**ESERCIZI PROPOSTI**
1. Trascrivi fedelmente il passo dell'articolo sulle elezioni britanniche da "di Angelo Boccato, da" a "dal 19 Giugno.".
2. Prosegui l'articolo sulle elezioni britanniche a partire dalla sua ultima frase.

La ‘snap election’ britannica

Elezioni generali in gran bretagna giovedì 8 giugno, tra tensioni e divisioni, incertezza sulle negoziazioni tra londra e i partner europei sulla brexit e tre attacchi terroristici in meno di tre mesi, daa westminster il 22 marzo, al concerto di ariana grande a manchester del 27 maggio, fino all’ attacco a london bridge e borough market la sera del 3 giugno.

di Angelo Boccato, da Londra

La scelta a sorpresa del Primo Ministro Theresa May di convocare i comizi elettorali, in contraddizione con quanto annunciato da lei in precedenza, è stata presentata ufficialmente come motivata dalla necessità di avere un governo forte capace di trattare sulla Brexit con gli ex partner europei a partire dal 19 Giugno.
Un’ulteriore ragione per questo voto la si può trovare anche nella necessità da parte del Primo Ministro di ottenere una legittimità in qualche modo diretta per il suo governo, vista la sua sostituzione di David Cameron a seguito della débacle del fronte Stronger In senza un passaggio alle urne.
Tuttavia, il margine tra Conservatori e Laburisti ha finito per assottigliarsi fortemente nel corso delle ultime settimane, fino agli attuali tre punti di distacco (39% per il Labour Party, 42% per i Conservatives).

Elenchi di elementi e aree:

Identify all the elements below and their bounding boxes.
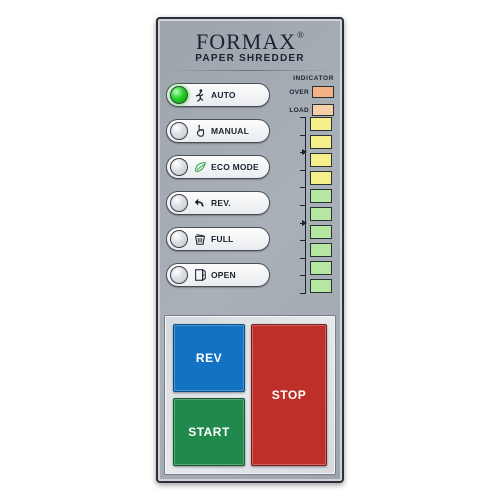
indicator-load-label: LOAD — [289, 107, 309, 114]
person-run-icon — [192, 87, 208, 103]
meter-segment — [310, 279, 332, 293]
mode-button-column: AUTO MANUAL ECO MODE — [166, 83, 272, 299]
mode-open-label: OPEN — [211, 270, 236, 280]
mode-full-button[interactable]: FULL — [166, 227, 270, 251]
leaf-icon — [192, 159, 208, 175]
mode-full-label: FULL — [211, 234, 234, 244]
meter-segment — [310, 207, 332, 221]
meter-segment — [310, 189, 332, 203]
stop-button-label: STOP — [272, 388, 306, 402]
mode-rev-led — [170, 194, 188, 212]
indicator-column: INDICATOR OVER LOAD — [276, 75, 334, 120]
hand-touch-icon — [192, 123, 208, 139]
mode-eco-button[interactable]: ECO MODE — [166, 155, 270, 179]
meter-segment — [310, 153, 332, 167]
meter-boxes — [310, 117, 332, 297]
brand-text: FORMAX — [196, 29, 296, 54]
meter-segment — [310, 171, 332, 185]
mode-rev-button[interactable]: REV. — [166, 191, 270, 215]
mode-eco-led — [170, 158, 188, 176]
indicator-load-light — [312, 104, 334, 116]
control-panel: FORMAX® PAPER SHREDDER AUTO MANUAL — [156, 17, 344, 483]
rev-button[interactable]: REV — [173, 324, 245, 392]
button-area: REV START STOP — [164, 315, 336, 475]
brand-logo: FORMAX® — [166, 29, 334, 55]
meter-arrow-icon — [302, 220, 307, 226]
indicator-title: INDICATOR — [276, 75, 334, 82]
indicator-over-light — [312, 86, 334, 98]
arrow-back-icon — [192, 195, 208, 211]
mode-open-button[interactable]: OPEN — [166, 263, 270, 287]
rev-button-label: REV — [196, 351, 222, 365]
meter-segment — [310, 261, 332, 275]
meter-segment — [310, 243, 332, 257]
start-button-label: START — [188, 425, 230, 439]
divider — [168, 70, 332, 71]
mode-auto-button[interactable]: AUTO — [166, 83, 270, 107]
stop-button[interactable]: STOP — [251, 324, 327, 466]
start-button[interactable]: START — [173, 398, 245, 466]
meter-segment — [310, 117, 332, 131]
mode-open-led — [170, 266, 188, 284]
indicator-over-row: OVER — [276, 84, 334, 100]
meter-segment — [310, 135, 332, 149]
mode-full-led — [170, 230, 188, 248]
mode-auto-label: AUTO — [211, 90, 236, 100]
registered-mark: ® — [297, 30, 305, 40]
bin-full-icon — [192, 231, 208, 247]
load-meter — [296, 117, 332, 297]
mode-eco-label: ECO MODE — [211, 162, 259, 172]
upper-section: AUTO MANUAL ECO MODE — [166, 75, 334, 305]
indicator-load-row: LOAD — [276, 102, 334, 118]
mode-manual-led — [170, 122, 188, 140]
mode-auto-led — [170, 86, 188, 104]
meter-arrow-icon — [302, 149, 307, 155]
indicator-over-label: OVER — [289, 89, 309, 96]
meter-segment — [310, 225, 332, 239]
door-open-icon — [192, 267, 208, 283]
mode-rev-label: REV. — [211, 198, 231, 208]
mode-manual-button[interactable]: MANUAL — [166, 119, 270, 143]
mode-manual-label: MANUAL — [211, 126, 249, 136]
meter-scale — [296, 117, 306, 293]
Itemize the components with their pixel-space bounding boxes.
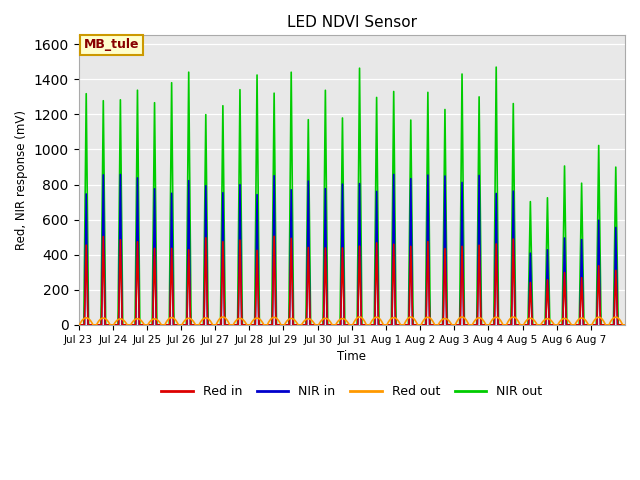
Legend: Red in, NIR in, Red out, NIR out: Red in, NIR in, Red out, NIR out <box>156 380 547 403</box>
Title: LED NDVI Sensor: LED NDVI Sensor <box>287 15 417 30</box>
X-axis label: Time: Time <box>337 350 366 363</box>
Text: MB_tule: MB_tule <box>84 38 140 51</box>
Y-axis label: Red, NIR response (mV): Red, NIR response (mV) <box>15 110 28 250</box>
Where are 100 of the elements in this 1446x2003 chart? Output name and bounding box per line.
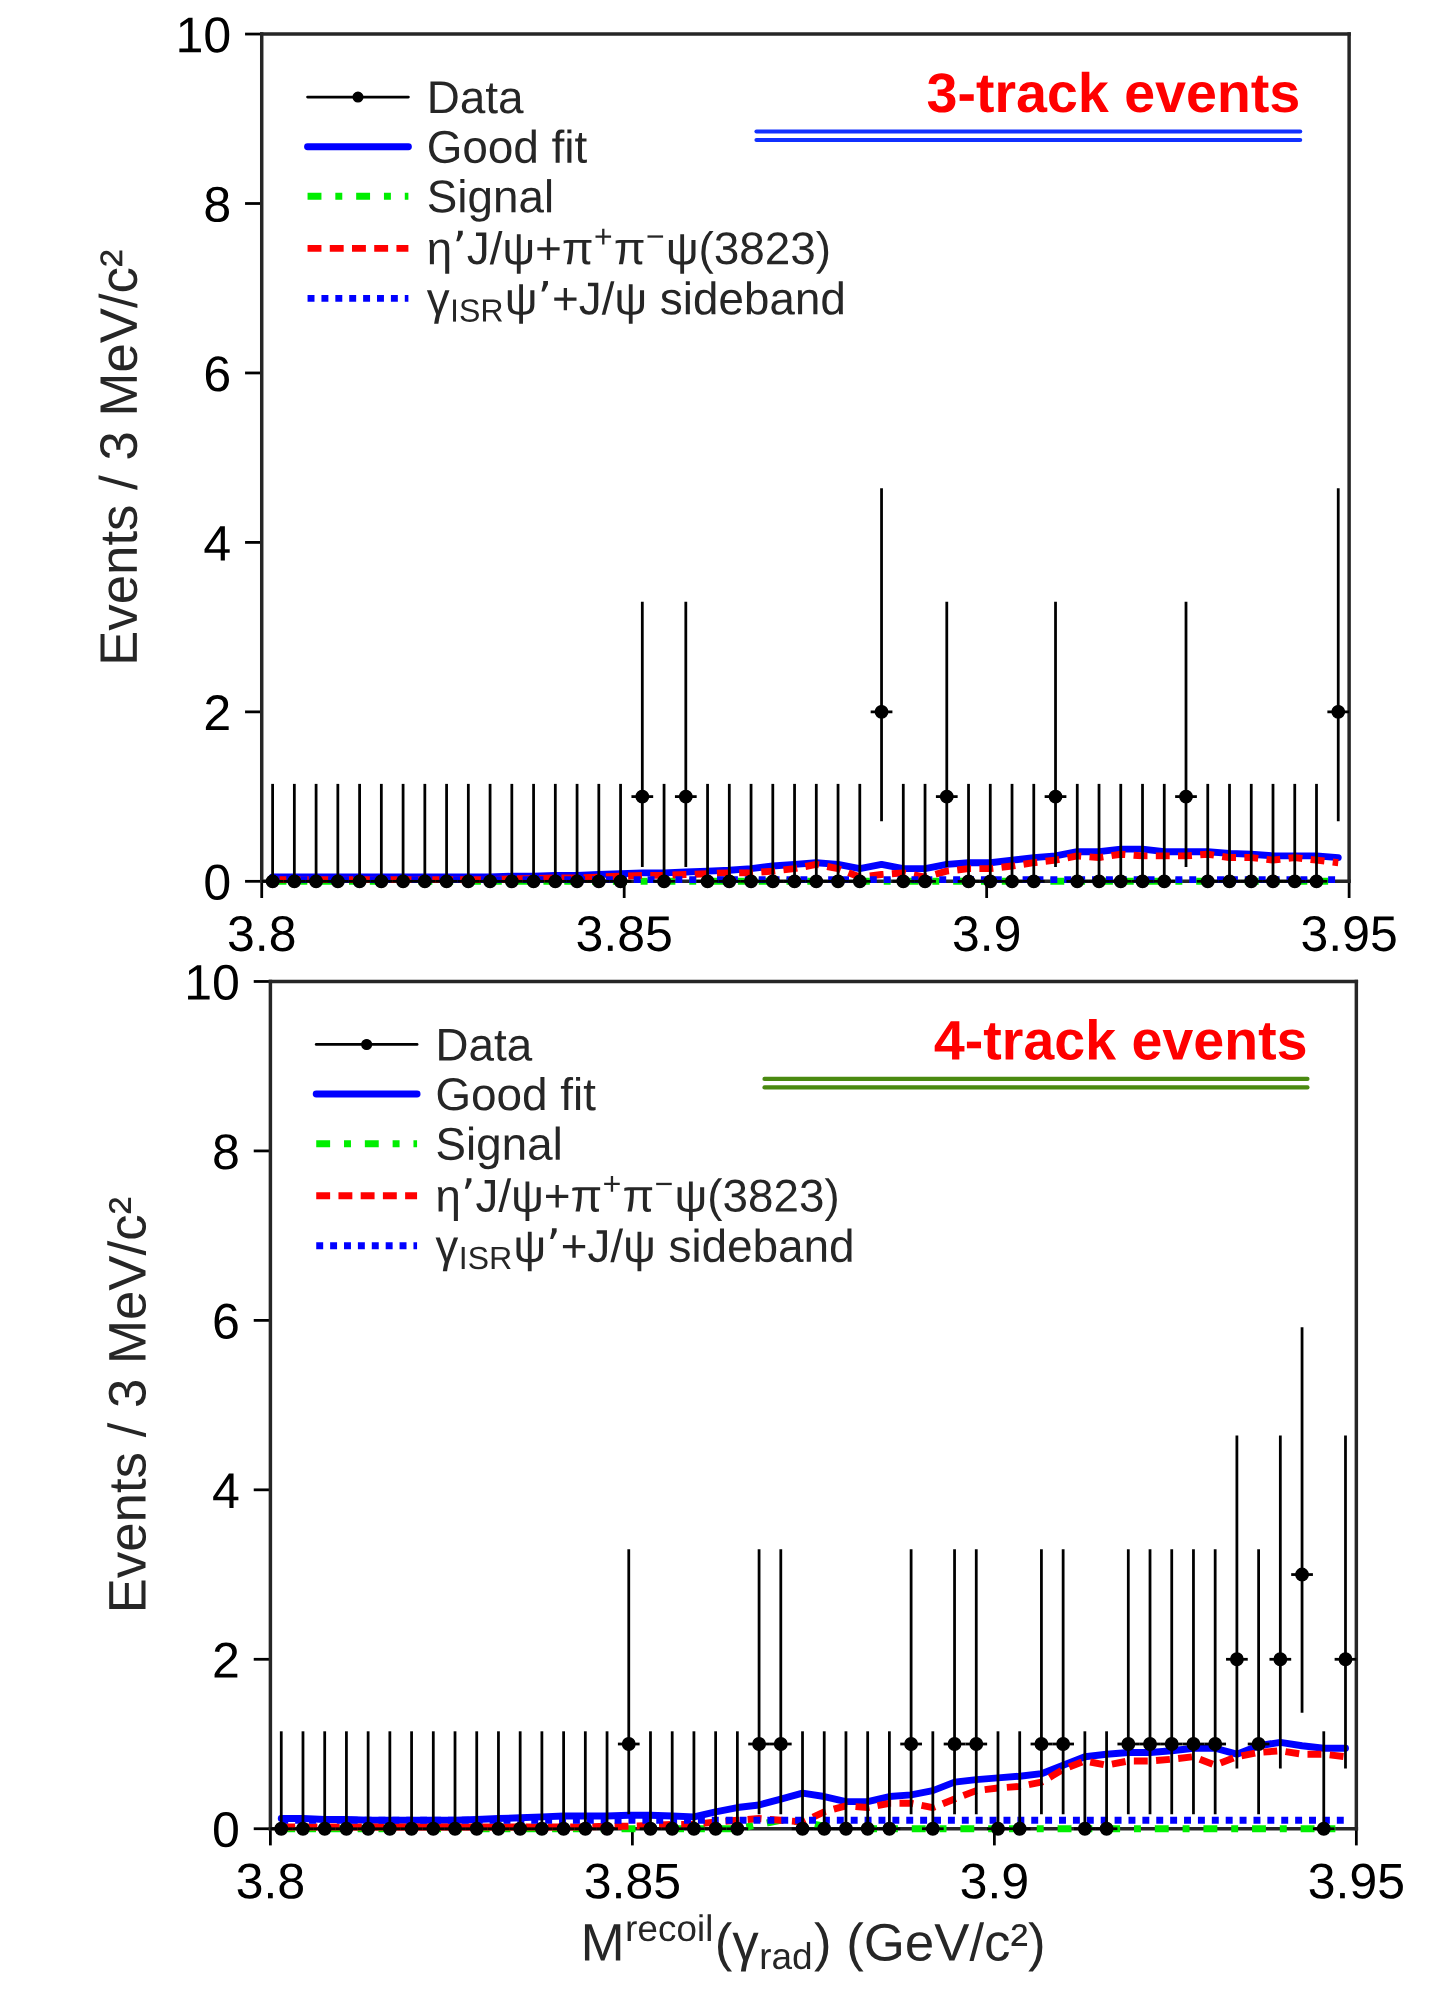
point (461, 874, 476, 889)
point (831, 874, 845, 889)
y-tick-label: 8 (205, 186, 229, 223)
point (1005, 874, 1019, 889)
point (404, 1821, 419, 1836)
point (591, 874, 606, 889)
point (1056, 1737, 1071, 1751)
legend-label: Signal (428, 179, 552, 222)
point (1121, 1737, 1136, 1751)
point (1186, 1737, 1201, 1751)
point (983, 874, 998, 889)
point (504, 874, 519, 889)
point (947, 1737, 962, 1751)
point (1309, 874, 1324, 889)
point (309, 874, 324, 889)
point (330, 874, 345, 889)
point (874, 704, 889, 719)
point (483, 874, 498, 889)
point (1077, 1821, 1092, 1836)
point (361, 1821, 376, 1836)
point (635, 789, 650, 804)
y-axis-title: Events / 3 MeV/c² (107, 1197, 147, 1610)
x-tick-label: 3.8 (237, 1863, 303, 1899)
point (439, 874, 454, 889)
legend-label: γ$_{ISR}$ψ’+J/ψ sideband (426, 280, 843, 324)
point (1070, 874, 1085, 889)
point (1135, 874, 1150, 889)
point (287, 874, 302, 889)
point (860, 1821, 875, 1836)
legend-label: γ$_{ISR}$ψ’+J/ψ sideband (435, 1228, 852, 1272)
point (578, 1821, 593, 1836)
point (448, 1821, 462, 1836)
point (686, 1821, 701, 1836)
point (1266, 874, 1280, 889)
x-tick-label: 3.8 (228, 915, 295, 952)
point (621, 1737, 636, 1751)
point (752, 1737, 767, 1751)
point (339, 1821, 354, 1836)
point (534, 1821, 549, 1836)
point (1143, 1737, 1157, 1751)
point (1251, 1737, 1266, 1751)
point (352, 874, 367, 889)
point (1287, 874, 1302, 889)
y-tick-label: 6 (205, 356, 229, 392)
point (839, 1821, 853, 1836)
y-tick-label: 6 (214, 1303, 238, 1339)
y-tick-label: 4 (213, 1473, 239, 1508)
point (991, 1821, 1005, 1836)
legend-label: Good fit (429, 129, 587, 164)
point (773, 1737, 788, 1751)
y-axis-title: Events / 3 MeV/c² (98, 250, 138, 662)
point (296, 1821, 310, 1836)
point (1316, 1821, 1331, 1836)
point (317, 1821, 332, 1836)
point (1092, 874, 1106, 889)
point (882, 1821, 897, 1836)
point (657, 874, 672, 889)
point (600, 1821, 614, 1836)
point (417, 874, 432, 889)
point (1331, 704, 1346, 719)
point (513, 1821, 528, 1836)
point (374, 874, 389, 889)
point (1179, 789, 1193, 804)
point (548, 874, 563, 889)
y-tick-label: 8 (214, 1134, 238, 1170)
x-tick-label: 3.85 (585, 1863, 679, 1899)
y-tick-label: 10 (188, 964, 238, 1001)
point (896, 874, 911, 889)
legend-label: Signal (437, 1126, 560, 1170)
point (1113, 874, 1128, 889)
point (274, 1821, 289, 1836)
y-tick-label: 10 (179, 17, 230, 53)
point (570, 874, 585, 889)
point (526, 874, 541, 889)
point (744, 874, 758, 889)
point (795, 1821, 810, 1836)
point (1222, 874, 1237, 889)
point (678, 789, 693, 804)
x-tick-label: 3.95 (1309, 1863, 1403, 1899)
x-tick-label: 3.9 (953, 915, 1020, 952)
y-tick-label: 4 (204, 526, 230, 561)
point (700, 874, 715, 889)
point (722, 874, 737, 889)
point (1048, 789, 1063, 804)
point (1099, 1821, 1114, 1836)
legend-label: Good fit (437, 1076, 596, 1111)
point (765, 874, 780, 889)
point (396, 874, 411, 889)
x-tick-label: 3.9 (961, 1863, 1027, 1899)
point (730, 1821, 745, 1836)
point (969, 1737, 984, 1751)
point (643, 1821, 658, 1836)
point (265, 874, 280, 889)
point (961, 874, 976, 889)
point (925, 1821, 940, 1836)
point (852, 874, 867, 889)
y-tick-label: 2 (205, 695, 229, 730)
point (1026, 874, 1041, 889)
point (1208, 1737, 1223, 1751)
point (556, 1821, 571, 1836)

**RISULTATI**
1.
di Angelo Boccato, da Londra

La scelta a sorpresa del Primo Ministro Theresa May di convocare i comizi elettorali, in contraddizione con quanto annunciato da lei in precedenza, è stata presentata ufficialmente come motivata dalla necessità di avere un governo forte capace di trattare sulla Brexit con gli ex partner europei a partire dal 19 Giugno.

2.
Ci sono molteplici fattori alla base di questo cambiamento e tra i più vistosi possiamo trovare una massiccia registrazione di giovani elettori al voto, i quali e le quali in maggioranza hanno indicato o stanno indicando una preferenza per il Labour Party, che ha incoraggiato tale registrazione, a differenza dei Tories, ma anche il fronte delle politiche sociali Conservatrici, evidenziate dal loro manifesto elettorale.
L’immagine del Primo Ministro May come ‘strong and stable’, derivante dal suo precedente ruolo di Ministro dell’Interno, ha finito per indebolirsi recentemente, in particolare dopo la ‘retro-marcia’ da lei effettuata sulla dementia tax .

Dopo una serie di tre sanguinosi attentati ( Westminster, Manchester Arena e London Bridge-Borough Market) compiuti in meno di tre mesi, la credibilità sul fronte sicurezza del Primo Ministro ha finito per essere sottoposta a un fuoco di critiche, non solo dalla opposizione di Corbyn, ma anche dalla sua stessa parte politica., con il guru politico di David Cameron , Steve Hilton che ha richiesto e invocato le dimissioni per May sul fronte dei fallimenti sulla sicurezza.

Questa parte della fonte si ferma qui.